■ Exercise aim ■
Extract the full listing verbatim and drop any pictures from your copy.

━━━━━ Provided data

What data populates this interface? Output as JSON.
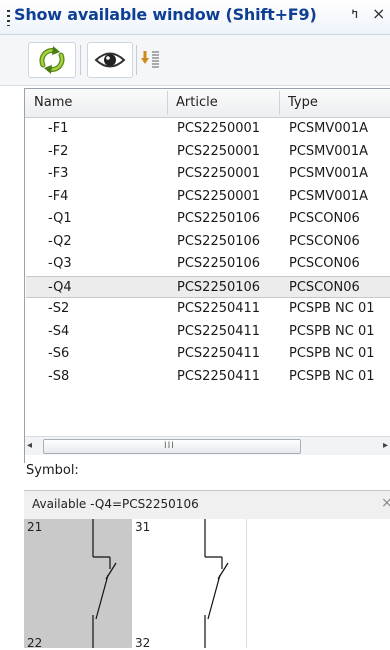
{
  "window": {
    "title": "Show available window (Shift+F9)",
    "pin_glyph": "ߤ",
    "close_glyph": "×"
  },
  "toolbar": {
    "refresh_icon": "refresh-icon",
    "view_icon": "eye-icon",
    "transfer_icon": "arrow-list-icon"
  },
  "table": {
    "columns": [
      "Name",
      "Article",
      "Type"
    ],
    "rows": [
      {
        "name": "-F1",
        "article": "PCS2250001",
        "type": "PCSMV001A"
      },
      {
        "name": "-F2",
        "article": "PCS2250001",
        "type": "PCSMV001A"
      },
      {
        "name": "-F3",
        "article": "PCS2250001",
        "type": "PCSMV001A"
      },
      {
        "name": "-F4",
        "article": "PCS2250001",
        "type": "PCSMV001A"
      },
      {
        "name": "-Q1",
        "article": "PCS2250106",
        "type": "PCSCON06"
      },
      {
        "name": "-Q2",
        "article": "PCS2250106",
        "type": "PCSCON06"
      },
      {
        "name": "-Q3",
        "article": "PCS2250106",
        "type": "PCSCON06"
      },
      {
        "name": "-Q4",
        "article": "PCS2250106",
        "type": "PCSCON06",
        "selected": true
      },
      {
        "name": "-S2",
        "article": "PCS2250411",
        "type": "PCSPB NC 01"
      },
      {
        "name": "-S4",
        "article": "PCS2250411",
        "type": "PCSPB NC 01"
      },
      {
        "name": "-S6",
        "article": "PCS2250411",
        "type": "PCSPB NC 01"
      },
      {
        "name": "-S8",
        "article": "PCS2250411",
        "type": "PCSPB NC 01"
      }
    ]
  },
  "scrollbar": {
    "left_arrow": "◂",
    "right_arrow": "▸",
    "grip": "III"
  },
  "symbol": {
    "label": "Symbol:",
    "available_text": "Available -Q4=PCS2250106",
    "close_glyph": "×",
    "pins": [
      {
        "top": "21",
        "bottom": "22"
      },
      {
        "top": "31",
        "bottom": "32"
      }
    ]
  }
}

━━━━━━━━━━

■ Correct result ■
What data populates this interface? Output as JSON.
{
  "window": {
    "title": "Show available window (Shift+F9)",
    "pin_glyph": "ߤ",
    "close_glyph": "×"
  },
  "toolbar": {
    "refresh_icon": "refresh-icon",
    "view_icon": "eye-icon",
    "transfer_icon": "arrow-list-icon"
  },
  "table": {
    "columns": [
      "Name",
      "Article",
      "Type"
    ],
    "rows": [
      {
        "name": "-F1",
        "article": "PCS2250001",
        "type": "PCSMV001A"
      },
      {
        "name": "-F2",
        "article": "PCS2250001",
        "type": "PCSMV001A"
      },
      {
        "name": "-F3",
        "article": "PCS2250001",
        "type": "PCSMV001A"
      },
      {
        "name": "-F4",
        "article": "PCS2250001",
        "type": "PCSMV001A"
      },
      {
        "name": "-Q1",
        "article": "PCS2250106",
        "type": "PCSCON06"
      },
      {
        "name": "-Q2",
        "article": "PCS2250106",
        "type": "PCSCON06"
      },
      {
        "name": "-Q3",
        "article": "PCS2250106",
        "type": "PCSCON06"
      },
      {
        "name": "-Q4",
        "article": "PCS2250106",
        "type": "PCSCON06",
        "selected": true
      },
      {
        "name": "-S2",
        "article": "PCS2250411",
        "type": "PCSPB NC 01"
      },
      {
        "name": "-S4",
        "article": "PCS2250411",
        "type": "PCSPB NC 01"
      },
      {
        "name": "-S6",
        "article": "PCS2250411",
        "type": "PCSPB NC 01"
      },
      {
        "name": "-S8",
        "article": "PCS2250411",
        "type": "PCSPB NC 01"
      }
    ]
  },
  "scrollbar": {
    "left_arrow": "◂",
    "right_arrow": "▸",
    "grip": "III"
  },
  "symbol": {
    "label": "Symbol:",
    "available_text": "Available -Q4=PCS2250106",
    "close_glyph": "×",
    "pins": [
      {
        "top": "21",
        "bottom": "22"
      },
      {
        "top": "31",
        "bottom": "32"
      }
    ]
  }
}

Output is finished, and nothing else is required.